Exercise aim: How many lines in the records below contain the word "following"? Give only the number.

Task material:
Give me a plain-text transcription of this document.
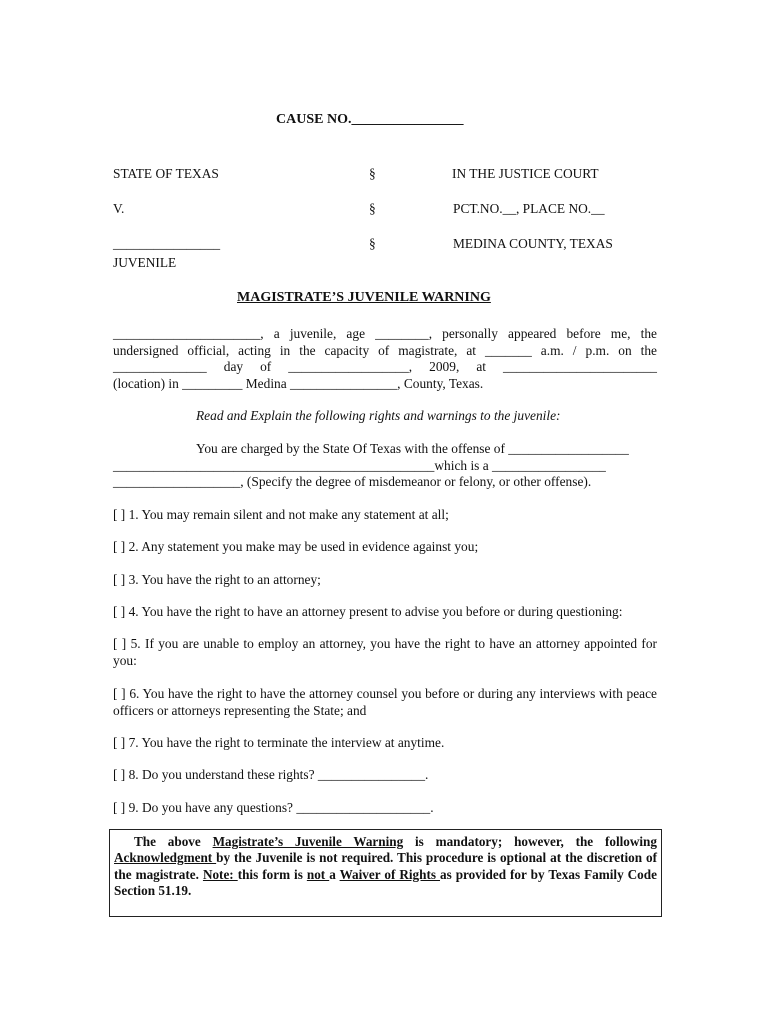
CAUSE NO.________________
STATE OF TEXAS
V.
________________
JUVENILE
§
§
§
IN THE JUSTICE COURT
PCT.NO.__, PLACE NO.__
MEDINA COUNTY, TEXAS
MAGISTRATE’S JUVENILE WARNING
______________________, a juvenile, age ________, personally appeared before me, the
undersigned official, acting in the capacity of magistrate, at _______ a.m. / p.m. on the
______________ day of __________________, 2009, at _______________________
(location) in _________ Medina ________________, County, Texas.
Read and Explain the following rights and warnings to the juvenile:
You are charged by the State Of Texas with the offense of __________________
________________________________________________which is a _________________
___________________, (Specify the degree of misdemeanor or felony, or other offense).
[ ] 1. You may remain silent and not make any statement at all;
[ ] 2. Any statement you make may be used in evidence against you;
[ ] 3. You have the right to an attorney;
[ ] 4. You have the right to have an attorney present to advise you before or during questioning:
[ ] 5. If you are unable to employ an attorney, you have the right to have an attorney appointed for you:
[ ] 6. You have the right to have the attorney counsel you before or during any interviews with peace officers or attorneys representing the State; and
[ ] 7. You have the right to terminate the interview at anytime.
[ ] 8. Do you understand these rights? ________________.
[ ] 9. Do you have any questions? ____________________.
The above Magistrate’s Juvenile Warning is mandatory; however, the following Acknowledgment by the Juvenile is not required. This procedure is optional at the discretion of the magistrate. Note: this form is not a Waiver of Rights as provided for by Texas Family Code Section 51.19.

Task answer: 2